═══ DATA LISTING
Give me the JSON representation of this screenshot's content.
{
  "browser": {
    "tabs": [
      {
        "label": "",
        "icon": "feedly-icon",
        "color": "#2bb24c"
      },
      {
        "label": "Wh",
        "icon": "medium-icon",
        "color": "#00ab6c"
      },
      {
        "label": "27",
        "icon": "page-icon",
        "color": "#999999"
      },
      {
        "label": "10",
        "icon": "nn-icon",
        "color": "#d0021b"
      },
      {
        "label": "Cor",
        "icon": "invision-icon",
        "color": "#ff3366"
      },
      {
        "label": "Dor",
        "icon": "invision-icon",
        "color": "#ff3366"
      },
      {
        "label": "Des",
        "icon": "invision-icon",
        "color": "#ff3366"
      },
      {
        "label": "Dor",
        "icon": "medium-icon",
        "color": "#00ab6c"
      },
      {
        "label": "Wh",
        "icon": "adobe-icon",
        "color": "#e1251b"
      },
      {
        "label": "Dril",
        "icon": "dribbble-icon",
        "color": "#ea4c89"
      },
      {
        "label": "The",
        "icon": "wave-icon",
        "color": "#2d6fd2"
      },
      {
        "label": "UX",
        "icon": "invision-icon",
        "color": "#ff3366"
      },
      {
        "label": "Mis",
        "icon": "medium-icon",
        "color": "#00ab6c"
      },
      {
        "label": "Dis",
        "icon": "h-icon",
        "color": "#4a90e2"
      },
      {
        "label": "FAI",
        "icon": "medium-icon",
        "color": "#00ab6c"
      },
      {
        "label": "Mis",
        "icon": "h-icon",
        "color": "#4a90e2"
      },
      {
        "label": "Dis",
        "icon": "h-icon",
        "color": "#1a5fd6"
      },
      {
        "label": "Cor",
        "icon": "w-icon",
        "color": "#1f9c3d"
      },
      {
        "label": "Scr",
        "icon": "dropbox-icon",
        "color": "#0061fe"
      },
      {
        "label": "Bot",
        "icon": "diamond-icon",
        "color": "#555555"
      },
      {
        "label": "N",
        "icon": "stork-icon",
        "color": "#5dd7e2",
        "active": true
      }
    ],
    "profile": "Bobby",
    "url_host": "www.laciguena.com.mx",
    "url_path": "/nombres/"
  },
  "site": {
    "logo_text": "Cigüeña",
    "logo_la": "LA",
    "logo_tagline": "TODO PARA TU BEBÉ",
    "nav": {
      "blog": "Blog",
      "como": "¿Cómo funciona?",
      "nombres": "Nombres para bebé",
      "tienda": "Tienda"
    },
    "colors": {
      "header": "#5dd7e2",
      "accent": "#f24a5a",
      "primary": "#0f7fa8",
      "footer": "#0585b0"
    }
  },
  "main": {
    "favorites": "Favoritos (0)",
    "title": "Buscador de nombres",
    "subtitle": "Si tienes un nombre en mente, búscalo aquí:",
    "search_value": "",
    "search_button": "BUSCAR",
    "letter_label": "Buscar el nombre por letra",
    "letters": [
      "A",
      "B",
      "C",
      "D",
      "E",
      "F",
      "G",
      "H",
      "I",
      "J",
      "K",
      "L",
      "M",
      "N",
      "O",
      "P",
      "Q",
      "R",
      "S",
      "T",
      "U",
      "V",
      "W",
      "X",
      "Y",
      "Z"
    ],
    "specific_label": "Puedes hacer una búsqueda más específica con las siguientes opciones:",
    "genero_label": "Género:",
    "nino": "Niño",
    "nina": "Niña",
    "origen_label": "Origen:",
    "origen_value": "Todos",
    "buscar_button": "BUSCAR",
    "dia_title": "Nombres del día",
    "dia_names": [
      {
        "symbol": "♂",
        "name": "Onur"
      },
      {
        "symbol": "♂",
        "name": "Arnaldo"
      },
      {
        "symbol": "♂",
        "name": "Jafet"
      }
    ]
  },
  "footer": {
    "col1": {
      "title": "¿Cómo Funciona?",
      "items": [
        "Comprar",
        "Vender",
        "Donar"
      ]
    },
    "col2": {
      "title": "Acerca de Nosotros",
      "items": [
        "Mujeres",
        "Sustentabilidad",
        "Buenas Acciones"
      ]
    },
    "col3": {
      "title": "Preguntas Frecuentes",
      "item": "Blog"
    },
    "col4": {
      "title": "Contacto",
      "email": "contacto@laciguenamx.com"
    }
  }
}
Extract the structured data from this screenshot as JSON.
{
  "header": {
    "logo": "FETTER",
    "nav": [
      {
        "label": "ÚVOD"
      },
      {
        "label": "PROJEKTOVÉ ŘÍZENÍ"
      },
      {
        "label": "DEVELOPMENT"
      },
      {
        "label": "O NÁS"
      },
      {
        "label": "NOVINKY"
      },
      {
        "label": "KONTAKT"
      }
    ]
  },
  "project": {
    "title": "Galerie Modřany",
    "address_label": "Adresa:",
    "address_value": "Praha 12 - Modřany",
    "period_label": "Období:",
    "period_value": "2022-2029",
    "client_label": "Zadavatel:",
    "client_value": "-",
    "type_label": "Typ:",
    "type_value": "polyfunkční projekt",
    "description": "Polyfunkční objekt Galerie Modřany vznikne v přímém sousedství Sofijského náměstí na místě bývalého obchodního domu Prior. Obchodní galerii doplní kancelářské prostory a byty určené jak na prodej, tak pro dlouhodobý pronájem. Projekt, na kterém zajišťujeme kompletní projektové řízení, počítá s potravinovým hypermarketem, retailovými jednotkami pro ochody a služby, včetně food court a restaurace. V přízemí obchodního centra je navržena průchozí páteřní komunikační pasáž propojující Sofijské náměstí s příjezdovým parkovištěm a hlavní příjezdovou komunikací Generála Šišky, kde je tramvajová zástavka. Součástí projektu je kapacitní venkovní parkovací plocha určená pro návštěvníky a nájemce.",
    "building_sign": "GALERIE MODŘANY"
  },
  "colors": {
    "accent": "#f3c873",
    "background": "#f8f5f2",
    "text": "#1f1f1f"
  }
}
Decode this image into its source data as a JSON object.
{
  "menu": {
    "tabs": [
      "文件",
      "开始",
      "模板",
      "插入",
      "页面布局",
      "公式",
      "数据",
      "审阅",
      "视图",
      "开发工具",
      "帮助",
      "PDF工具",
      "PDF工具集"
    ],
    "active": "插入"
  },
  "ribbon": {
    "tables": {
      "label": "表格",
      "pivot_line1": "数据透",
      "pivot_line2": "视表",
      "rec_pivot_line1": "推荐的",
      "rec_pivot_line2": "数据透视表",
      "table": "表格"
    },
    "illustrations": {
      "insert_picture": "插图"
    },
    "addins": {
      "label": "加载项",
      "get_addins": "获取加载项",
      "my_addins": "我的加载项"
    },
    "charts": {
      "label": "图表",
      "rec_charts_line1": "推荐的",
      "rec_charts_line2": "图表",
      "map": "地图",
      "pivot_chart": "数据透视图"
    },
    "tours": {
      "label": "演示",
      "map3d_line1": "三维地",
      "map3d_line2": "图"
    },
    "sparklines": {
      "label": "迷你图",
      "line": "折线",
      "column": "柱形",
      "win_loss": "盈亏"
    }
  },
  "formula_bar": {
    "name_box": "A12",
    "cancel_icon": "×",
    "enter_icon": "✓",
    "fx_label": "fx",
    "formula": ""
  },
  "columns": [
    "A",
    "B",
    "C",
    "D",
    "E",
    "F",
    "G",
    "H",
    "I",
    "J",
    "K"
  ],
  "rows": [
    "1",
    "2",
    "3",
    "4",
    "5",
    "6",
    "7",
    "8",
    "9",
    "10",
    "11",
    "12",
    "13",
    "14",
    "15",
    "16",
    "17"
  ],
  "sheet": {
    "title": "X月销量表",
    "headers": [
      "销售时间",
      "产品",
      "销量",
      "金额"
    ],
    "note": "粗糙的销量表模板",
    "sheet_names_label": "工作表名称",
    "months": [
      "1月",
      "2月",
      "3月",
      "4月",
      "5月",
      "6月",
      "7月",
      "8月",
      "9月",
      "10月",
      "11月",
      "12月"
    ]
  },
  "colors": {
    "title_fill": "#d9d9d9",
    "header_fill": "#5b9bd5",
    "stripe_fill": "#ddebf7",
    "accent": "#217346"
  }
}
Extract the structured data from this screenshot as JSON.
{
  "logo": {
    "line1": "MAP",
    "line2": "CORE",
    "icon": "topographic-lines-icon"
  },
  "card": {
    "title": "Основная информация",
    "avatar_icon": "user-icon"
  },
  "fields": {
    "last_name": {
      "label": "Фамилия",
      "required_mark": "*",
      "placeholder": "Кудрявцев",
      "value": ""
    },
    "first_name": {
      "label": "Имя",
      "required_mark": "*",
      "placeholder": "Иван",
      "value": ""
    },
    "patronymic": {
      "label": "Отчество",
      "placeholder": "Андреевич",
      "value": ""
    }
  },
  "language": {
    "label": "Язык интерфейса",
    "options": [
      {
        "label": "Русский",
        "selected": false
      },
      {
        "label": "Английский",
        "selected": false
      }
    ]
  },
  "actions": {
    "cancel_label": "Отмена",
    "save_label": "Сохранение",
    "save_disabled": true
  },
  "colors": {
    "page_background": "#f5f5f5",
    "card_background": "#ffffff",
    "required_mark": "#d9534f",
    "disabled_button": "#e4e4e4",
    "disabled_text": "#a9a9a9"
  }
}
══════
» **REQUEST**
Say how many lines of the data include the string "placeholder". Nothing other than the number should be given.

» **RESPONSE BELOW**
3